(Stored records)
╭──

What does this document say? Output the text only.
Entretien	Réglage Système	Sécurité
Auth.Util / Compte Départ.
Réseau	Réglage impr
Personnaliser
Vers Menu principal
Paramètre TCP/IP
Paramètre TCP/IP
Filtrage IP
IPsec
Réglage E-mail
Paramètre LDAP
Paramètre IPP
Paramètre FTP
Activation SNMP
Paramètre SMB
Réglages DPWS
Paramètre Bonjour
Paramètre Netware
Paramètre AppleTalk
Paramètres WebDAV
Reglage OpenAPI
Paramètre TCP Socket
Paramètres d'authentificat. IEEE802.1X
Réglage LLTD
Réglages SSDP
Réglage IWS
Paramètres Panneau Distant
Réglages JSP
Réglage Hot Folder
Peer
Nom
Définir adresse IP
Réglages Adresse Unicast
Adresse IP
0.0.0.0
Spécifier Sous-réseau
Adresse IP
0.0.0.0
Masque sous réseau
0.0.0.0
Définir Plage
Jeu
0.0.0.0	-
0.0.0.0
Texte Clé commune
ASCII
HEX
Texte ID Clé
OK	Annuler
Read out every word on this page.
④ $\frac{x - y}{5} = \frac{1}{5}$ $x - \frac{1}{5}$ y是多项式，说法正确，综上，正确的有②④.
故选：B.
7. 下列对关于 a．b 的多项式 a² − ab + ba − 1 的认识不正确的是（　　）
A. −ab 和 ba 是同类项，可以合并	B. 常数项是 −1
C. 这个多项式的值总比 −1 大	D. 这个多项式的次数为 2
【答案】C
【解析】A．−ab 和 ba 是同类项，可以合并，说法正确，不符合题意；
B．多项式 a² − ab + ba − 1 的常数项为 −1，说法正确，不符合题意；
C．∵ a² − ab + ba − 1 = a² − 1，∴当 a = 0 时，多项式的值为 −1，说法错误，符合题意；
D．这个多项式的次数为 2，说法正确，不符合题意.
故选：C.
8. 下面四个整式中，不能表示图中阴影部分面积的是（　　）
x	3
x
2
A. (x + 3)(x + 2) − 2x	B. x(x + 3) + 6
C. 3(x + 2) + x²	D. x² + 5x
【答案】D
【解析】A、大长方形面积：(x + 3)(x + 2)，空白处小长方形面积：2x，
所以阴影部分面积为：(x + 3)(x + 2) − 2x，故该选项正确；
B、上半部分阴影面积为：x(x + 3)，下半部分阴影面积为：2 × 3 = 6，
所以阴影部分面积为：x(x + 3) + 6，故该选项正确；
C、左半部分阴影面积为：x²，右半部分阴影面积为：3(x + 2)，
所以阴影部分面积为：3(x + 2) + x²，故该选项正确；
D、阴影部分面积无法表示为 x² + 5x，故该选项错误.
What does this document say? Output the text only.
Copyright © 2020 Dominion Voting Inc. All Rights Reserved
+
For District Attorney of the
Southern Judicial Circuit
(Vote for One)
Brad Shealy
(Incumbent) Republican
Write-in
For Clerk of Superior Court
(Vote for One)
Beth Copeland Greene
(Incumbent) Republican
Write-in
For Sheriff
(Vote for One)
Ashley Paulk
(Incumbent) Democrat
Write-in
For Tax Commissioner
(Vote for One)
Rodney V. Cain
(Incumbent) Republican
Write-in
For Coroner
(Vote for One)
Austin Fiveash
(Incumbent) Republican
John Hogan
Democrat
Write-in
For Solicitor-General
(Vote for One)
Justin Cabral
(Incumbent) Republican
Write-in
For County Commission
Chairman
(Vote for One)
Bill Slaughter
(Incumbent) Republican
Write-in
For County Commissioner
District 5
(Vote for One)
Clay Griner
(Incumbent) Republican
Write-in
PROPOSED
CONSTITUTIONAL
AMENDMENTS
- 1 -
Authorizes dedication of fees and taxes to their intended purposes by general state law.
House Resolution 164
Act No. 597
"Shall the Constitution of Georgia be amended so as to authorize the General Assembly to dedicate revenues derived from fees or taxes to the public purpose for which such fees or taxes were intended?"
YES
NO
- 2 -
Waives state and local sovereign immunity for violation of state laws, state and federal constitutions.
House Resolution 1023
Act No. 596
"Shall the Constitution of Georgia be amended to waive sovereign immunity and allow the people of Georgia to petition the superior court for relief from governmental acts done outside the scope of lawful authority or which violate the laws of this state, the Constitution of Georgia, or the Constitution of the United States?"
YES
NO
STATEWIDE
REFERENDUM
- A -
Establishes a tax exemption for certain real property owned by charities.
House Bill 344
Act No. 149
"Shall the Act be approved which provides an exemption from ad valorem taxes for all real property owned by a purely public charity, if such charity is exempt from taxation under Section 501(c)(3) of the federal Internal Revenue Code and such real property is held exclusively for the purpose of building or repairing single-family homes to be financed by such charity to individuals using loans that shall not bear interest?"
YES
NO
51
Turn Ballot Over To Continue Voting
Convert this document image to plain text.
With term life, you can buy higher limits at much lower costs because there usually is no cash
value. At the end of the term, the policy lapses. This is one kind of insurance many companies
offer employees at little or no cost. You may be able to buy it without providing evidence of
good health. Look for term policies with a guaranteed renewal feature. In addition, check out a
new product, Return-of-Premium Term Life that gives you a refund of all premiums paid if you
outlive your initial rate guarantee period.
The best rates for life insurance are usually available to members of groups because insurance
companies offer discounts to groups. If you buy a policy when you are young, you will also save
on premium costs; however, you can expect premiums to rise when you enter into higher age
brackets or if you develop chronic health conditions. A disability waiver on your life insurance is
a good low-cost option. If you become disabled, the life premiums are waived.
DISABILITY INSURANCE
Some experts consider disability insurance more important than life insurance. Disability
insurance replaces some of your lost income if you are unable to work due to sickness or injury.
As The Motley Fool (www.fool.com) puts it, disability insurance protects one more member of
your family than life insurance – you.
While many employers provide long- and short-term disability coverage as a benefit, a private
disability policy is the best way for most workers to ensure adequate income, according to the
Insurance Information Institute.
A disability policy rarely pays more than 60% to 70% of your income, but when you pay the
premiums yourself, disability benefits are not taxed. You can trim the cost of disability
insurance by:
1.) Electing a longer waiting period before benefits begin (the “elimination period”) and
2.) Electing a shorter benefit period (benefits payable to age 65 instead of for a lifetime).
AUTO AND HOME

╰──

AIM: Transcribe the data. Leave every line exactly as it is.

TASK ANSWER:
What does this document say? Output the text only.
Entretien	Réglage Système	Sécurité
Auth.Util / Compte Départ.
Réseau	Réglage impr
Personnaliser
Vers Menu principal
Paramètre TCP/IP
Paramètre TCP/IP
Filtrage IP
IPsec
Réglage E-mail
Paramètre LDAP
Paramètre IPP
Paramètre FTP
Activation SNMP
Paramètre SMB
Réglages DPWS
Paramètre Bonjour
Paramètre Netware
Paramètre AppleTalk
Paramètres WebDAV
Reglage OpenAPI
Paramètre TCP Socket
Paramètres d'authentificat. IEEE802.1X
Réglage LLTD
Réglages SSDP
Réglage IWS
Paramètres Panneau Distant
Réglages JSP
Réglage Hot Folder
Peer
Nom
Définir adresse IP
Réglages Adresse Unicast
Adresse IP
0.0.0.0
Spécifier Sous-réseau
Adresse IP
0.0.0.0
Masque sous réseau
0.0.0.0
Définir Plage
Jeu
0.0.0.0	-
0.0.0.0
Texte Clé commune
ASCII
HEX
Texte ID Clé
OK	Annuler
Read out every word on this page.
④ $\frac{x - y}{5} = \frac{1}{5}$ $x - \frac{1}{5}$ y是多项式，说法正确，综上，正确的有②④.
故选：B.
7. 下列对关于 a．b 的多项式 a² − ab + ba − 1 的认识不正确的是（　　）
A. −ab 和 ba 是同类项，可以合并	B. 常数项是 −1
C. 这个多项式的值总比 −1 大	D. 这个多项式的次数为 2
【答案】C
【解析】A．−ab 和 ba 是同类项，可以合并，说法正确，不符合题意；
B．多项式 a² − ab + ba − 1 的常数项为 −1，说法正确，不符合题意；
C．∵ a² − ab + ba − 1 = a² − 1，∴当 a = 0 时，多项式的值为 −1，说法错误，符合题意；
D．这个多项式的次数为 2，说法正确，不符合题意.
故选：C.
8. 下面四个整式中，不能表示图中阴影部分面积的是（　　）
x	3
x
2
A. (x + 3)(x + 2) − 2x	B. x(x + 3) + 6
C. 3(x + 2) + x²	D. x² + 5x
【答案】D
【解析】A、大长方形面积：(x + 3)(x + 2)，空白处小长方形面积：2x，
所以阴影部分面积为：(x + 3)(x + 2) − 2x，故该选项正确；
B、上半部分阴影面积为：x(x + 3)，下半部分阴影面积为：2 × 3 = 6，
所以阴影部分面积为：x(x + 3) + 6，故该选项正确；
C、左半部分阴影面积为：x²，右半部分阴影面积为：3(x + 2)，
所以阴影部分面积为：3(x + 2) + x²，故该选项正确；
D、阴影部分面积无法表示为 x² + 5x，故该选项错误.
What does this document say? Output the text only.
Copyright © 2020 Dominion Voting Inc. All Rights Reserved
+
For District Attorney of the
Southern Judicial Circuit
(Vote for One)
Brad Shealy
(Incumbent) Republican
Write-in
For Clerk of Superior Court
(Vote for One)
Beth Copeland Greene
(Incumbent) Republican
Write-in
For Sheriff
(Vote for One)
Ashley Paulk
(Incumbent) Democrat
Write-in
For Tax Commissioner
(Vote for One)
Rodney V. Cain
(Incumbent) Republican
Write-in
For Coroner
(Vote for One)
Austin Fiveash
(Incumbent) Republican
John Hogan
Democrat
Write-in
For Solicitor-General
(Vote for One)
Justin Cabral
(Incumbent) Republican
Write-in
For County Commission
Chairman
(Vote for One)
Bill Slaughter
(Incumbent) Republican
Write-in
For County Commissioner
District 5
(Vote for One)
Clay Griner
(Incumbent) Republican
Write-in
PROPOSED
CONSTITUTIONAL
AMENDMENTS
- 1 -
Authorizes dedication of fees and taxes to their intended purposes by general state law.
House Resolution 164
Act No. 597
"Shall the Constitution of Georgia be amended so as to authorize the General Assembly to dedicate revenues derived from fees or taxes to the public purpose for which such fees or taxes were intended?"
YES
NO
- 2 -
Waives state and local sovereign immunity for violation of state laws, state and federal constitutions.
House Resolution 1023
Act No. 596
"Shall the Constitution of Georgia be amended to waive sovereign immunity and allow the people of Georgia to petition the superior court for relief from governmental acts done outside the scope of lawful authority or which violate the laws of this state, the Constitution of Georgia, or the Constitution of the United States?"
YES
NO
STATEWIDE
REFERENDUM
- A -
Establishes a tax exemption for certain real property owned by charities.
House Bill 344
Act No. 149
"Shall the Act be approved which provides an exemption from ad valorem taxes for all real property owned by a purely public charity, if such charity is exempt from taxation under Section 501(c)(3) of the federal Internal Revenue Code and such real property is held exclusively for the purpose of building or repairing single-family homes to be financed by such charity to individuals using loans that shall not bear interest?"
YES
NO
51
Turn Ballot Over To Continue Voting
Convert this document image to plain text.
With term life, you can buy higher limits at much lower costs because there usually is no cash
value. At the end of the term, the policy lapses. This is one kind of insurance many companies
offer employees at little or no cost. You may be able to buy it without providing evidence of
good health. Look for term policies with a guaranteed renewal feature. In addition, check out a
new product, Return-of-Premium Term Life that gives you a refund of all premiums paid if you
outlive your initial rate guarantee period.
The best rates for life insurance are usually available to members of groups because insurance
companies offer discounts to groups. If you buy a policy when you are young, you will also save
on premium costs; however, you can expect premiums to rise when you enter into higher age
brackets or if you develop chronic health conditions. A disability waiver on your life insurance is
a good low-cost option. If you become disabled, the life premiums are waived.
DISABILITY INSURANCE
Some experts consider disability insurance more important than life insurance. Disability
insurance replaces some of your lost income if you are unable to work due to sickness or injury.
As The Motley Fool (www.fool.com) puts it, disability insurance protects one more member of
your family than life insurance – you.
While many employers provide long- and short-term disability coverage as a benefit, a private
disability policy is the best way for most workers to ensure adequate income, according to the
Insurance Information Institute.
A disability policy rarely pays more than 60% to 70% of your income, but when you pay the
premiums yourself, disability benefits are not taxed. You can trim the cost of disability
insurance by:
1.) Electing a longer waiting period before benefits begin (the “elimination period”) and
2.) Electing a shorter benefit period (benefits payable to age 65 instead of for a lifetime).
AUTO AND HOME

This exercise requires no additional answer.